---- DATA
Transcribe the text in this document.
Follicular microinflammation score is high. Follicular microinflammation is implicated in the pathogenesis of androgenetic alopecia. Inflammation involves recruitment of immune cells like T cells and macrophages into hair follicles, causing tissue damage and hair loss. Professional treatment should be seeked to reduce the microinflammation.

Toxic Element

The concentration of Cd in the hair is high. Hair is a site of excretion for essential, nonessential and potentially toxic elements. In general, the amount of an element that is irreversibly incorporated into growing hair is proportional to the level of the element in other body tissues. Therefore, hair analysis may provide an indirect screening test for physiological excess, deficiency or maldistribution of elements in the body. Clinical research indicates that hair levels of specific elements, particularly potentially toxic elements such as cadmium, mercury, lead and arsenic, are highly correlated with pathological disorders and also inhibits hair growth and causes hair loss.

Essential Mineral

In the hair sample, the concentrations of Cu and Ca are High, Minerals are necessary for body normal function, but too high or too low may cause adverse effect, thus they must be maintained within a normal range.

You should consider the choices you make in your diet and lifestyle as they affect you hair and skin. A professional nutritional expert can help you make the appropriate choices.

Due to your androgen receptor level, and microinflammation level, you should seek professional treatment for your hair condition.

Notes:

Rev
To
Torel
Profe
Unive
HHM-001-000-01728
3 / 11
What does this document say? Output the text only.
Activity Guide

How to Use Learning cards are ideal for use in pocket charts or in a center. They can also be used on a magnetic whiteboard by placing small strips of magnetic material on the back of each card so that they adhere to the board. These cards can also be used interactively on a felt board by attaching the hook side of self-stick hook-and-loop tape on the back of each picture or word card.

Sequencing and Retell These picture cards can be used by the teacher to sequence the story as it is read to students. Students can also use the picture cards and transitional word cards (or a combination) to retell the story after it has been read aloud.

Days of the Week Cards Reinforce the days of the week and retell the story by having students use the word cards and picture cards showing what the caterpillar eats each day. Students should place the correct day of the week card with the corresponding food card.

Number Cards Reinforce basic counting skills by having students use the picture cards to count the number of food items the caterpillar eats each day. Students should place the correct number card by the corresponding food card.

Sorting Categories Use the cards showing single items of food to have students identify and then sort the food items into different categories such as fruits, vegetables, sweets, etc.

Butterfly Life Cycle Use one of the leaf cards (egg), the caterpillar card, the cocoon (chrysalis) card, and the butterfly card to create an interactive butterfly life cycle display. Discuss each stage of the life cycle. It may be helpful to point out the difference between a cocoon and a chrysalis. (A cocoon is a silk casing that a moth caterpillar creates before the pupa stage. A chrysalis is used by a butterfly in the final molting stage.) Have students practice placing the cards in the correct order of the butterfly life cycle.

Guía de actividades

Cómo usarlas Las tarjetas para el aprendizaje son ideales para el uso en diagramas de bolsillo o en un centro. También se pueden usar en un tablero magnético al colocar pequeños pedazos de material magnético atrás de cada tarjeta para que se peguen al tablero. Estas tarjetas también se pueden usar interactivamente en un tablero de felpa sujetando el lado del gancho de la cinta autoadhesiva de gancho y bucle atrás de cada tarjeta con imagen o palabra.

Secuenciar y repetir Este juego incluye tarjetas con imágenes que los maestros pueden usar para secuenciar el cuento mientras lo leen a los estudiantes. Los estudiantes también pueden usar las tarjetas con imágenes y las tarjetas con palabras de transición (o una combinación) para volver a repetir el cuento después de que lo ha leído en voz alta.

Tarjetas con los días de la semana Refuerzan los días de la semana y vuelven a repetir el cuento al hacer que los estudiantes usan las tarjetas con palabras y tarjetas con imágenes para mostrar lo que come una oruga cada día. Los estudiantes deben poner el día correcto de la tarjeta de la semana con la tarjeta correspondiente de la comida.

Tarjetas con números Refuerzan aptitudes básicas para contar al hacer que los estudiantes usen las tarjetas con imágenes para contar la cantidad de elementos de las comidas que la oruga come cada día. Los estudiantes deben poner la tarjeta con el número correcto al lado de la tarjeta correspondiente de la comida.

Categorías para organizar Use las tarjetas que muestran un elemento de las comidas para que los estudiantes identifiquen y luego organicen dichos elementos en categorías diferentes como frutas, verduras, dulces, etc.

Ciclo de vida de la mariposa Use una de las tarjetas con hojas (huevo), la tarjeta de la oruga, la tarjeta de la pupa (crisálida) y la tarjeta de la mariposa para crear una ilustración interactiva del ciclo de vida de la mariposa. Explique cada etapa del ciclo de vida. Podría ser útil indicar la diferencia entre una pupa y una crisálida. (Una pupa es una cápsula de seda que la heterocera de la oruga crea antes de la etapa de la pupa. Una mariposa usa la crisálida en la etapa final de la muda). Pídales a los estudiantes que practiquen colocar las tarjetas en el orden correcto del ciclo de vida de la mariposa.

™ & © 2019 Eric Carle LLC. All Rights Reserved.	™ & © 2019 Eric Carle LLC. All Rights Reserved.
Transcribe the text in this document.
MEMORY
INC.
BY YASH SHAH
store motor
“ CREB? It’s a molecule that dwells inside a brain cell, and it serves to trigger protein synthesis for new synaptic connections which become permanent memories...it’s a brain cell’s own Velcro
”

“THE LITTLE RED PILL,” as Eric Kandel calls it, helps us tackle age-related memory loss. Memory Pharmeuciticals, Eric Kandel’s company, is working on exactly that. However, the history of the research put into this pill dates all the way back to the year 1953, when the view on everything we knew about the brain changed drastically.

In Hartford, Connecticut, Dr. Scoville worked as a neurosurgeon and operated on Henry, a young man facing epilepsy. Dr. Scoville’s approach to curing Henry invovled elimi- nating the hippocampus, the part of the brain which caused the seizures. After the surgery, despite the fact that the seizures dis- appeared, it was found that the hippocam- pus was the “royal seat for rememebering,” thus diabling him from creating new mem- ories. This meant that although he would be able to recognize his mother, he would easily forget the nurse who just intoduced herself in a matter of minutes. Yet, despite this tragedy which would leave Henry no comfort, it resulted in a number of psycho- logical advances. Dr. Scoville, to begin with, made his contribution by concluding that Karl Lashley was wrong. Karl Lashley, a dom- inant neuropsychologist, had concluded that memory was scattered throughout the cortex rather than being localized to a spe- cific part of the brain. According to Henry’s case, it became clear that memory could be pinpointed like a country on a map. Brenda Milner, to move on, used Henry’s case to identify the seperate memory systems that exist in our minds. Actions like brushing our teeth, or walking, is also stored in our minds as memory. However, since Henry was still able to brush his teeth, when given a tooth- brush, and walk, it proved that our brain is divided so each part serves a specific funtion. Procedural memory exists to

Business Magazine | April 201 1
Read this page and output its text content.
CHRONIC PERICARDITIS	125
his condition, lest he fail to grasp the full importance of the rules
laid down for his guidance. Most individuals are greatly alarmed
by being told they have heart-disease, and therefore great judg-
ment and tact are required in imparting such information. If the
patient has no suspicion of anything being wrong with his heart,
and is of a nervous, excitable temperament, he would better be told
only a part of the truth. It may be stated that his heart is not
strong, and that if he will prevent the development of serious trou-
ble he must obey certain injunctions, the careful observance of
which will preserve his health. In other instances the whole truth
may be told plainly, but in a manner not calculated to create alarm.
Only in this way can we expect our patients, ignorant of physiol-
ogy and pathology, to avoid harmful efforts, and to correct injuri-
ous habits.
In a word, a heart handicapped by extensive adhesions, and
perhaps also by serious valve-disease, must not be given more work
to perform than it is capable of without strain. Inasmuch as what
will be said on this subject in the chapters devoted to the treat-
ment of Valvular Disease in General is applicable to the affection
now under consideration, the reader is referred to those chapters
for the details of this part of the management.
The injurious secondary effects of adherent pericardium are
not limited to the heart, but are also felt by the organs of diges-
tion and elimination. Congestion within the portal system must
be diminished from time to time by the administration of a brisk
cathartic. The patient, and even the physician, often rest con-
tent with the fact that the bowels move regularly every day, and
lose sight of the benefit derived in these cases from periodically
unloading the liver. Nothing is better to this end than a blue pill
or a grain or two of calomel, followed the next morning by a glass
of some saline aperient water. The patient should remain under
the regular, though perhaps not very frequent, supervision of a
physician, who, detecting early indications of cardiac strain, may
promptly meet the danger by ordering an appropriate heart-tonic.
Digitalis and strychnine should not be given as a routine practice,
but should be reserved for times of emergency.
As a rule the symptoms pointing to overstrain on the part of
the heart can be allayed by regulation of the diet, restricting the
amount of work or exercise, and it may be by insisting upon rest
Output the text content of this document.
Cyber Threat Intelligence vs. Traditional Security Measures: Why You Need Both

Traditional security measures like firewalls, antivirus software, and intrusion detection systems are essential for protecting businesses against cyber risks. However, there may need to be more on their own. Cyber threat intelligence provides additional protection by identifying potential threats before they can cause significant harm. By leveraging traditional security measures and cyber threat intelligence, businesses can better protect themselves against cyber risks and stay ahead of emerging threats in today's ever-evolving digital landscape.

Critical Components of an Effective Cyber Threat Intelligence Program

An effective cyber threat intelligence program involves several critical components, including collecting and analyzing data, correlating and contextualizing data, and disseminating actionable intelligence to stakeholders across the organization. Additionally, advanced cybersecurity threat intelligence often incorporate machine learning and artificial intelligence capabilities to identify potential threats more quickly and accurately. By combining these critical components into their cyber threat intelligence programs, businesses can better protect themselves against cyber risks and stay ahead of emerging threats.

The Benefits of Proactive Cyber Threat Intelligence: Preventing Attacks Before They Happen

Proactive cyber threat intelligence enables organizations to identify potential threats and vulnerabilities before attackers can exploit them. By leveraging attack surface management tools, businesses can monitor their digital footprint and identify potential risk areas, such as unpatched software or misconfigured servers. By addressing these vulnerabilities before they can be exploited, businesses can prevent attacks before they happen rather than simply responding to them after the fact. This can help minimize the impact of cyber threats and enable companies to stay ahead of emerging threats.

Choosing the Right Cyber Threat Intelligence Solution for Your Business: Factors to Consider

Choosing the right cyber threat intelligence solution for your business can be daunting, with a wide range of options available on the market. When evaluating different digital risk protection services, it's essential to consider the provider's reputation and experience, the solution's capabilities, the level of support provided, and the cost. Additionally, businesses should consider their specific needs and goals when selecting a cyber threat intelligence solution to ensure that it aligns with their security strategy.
--------
A complete answer gives every line of the records holding "también".

» **THE COMPLETED TASK**:
Cómo usarlas Las tarjetas para el aprendizaje son ideales para el uso en diagramas de bolsillo o en un centro. También se pueden usar en un tablero magnético al colocar pequeños pedazos de material magnético atrás de cada tarjeta para que se peguen al tablero. Estas tarjetas también se pueden usar interactivamente en un tablero de felpa sujetando el lado del gancho de la cinta autoadhesiva de gancho y bucle atrás de cada tarjeta con imagen o palabra.
Secuenciar y repetir Este juego incluye tarjetas con imágenes que los maestros pueden usar para secuenciar el cuento mientras lo leen a los estudiantes. Los estudiantes también pueden usar las tarjetas con imágenes y las tarjetas con palabras de transición (o una combinación) para volver a repetir el cuento después de que lo ha leído en voz alta.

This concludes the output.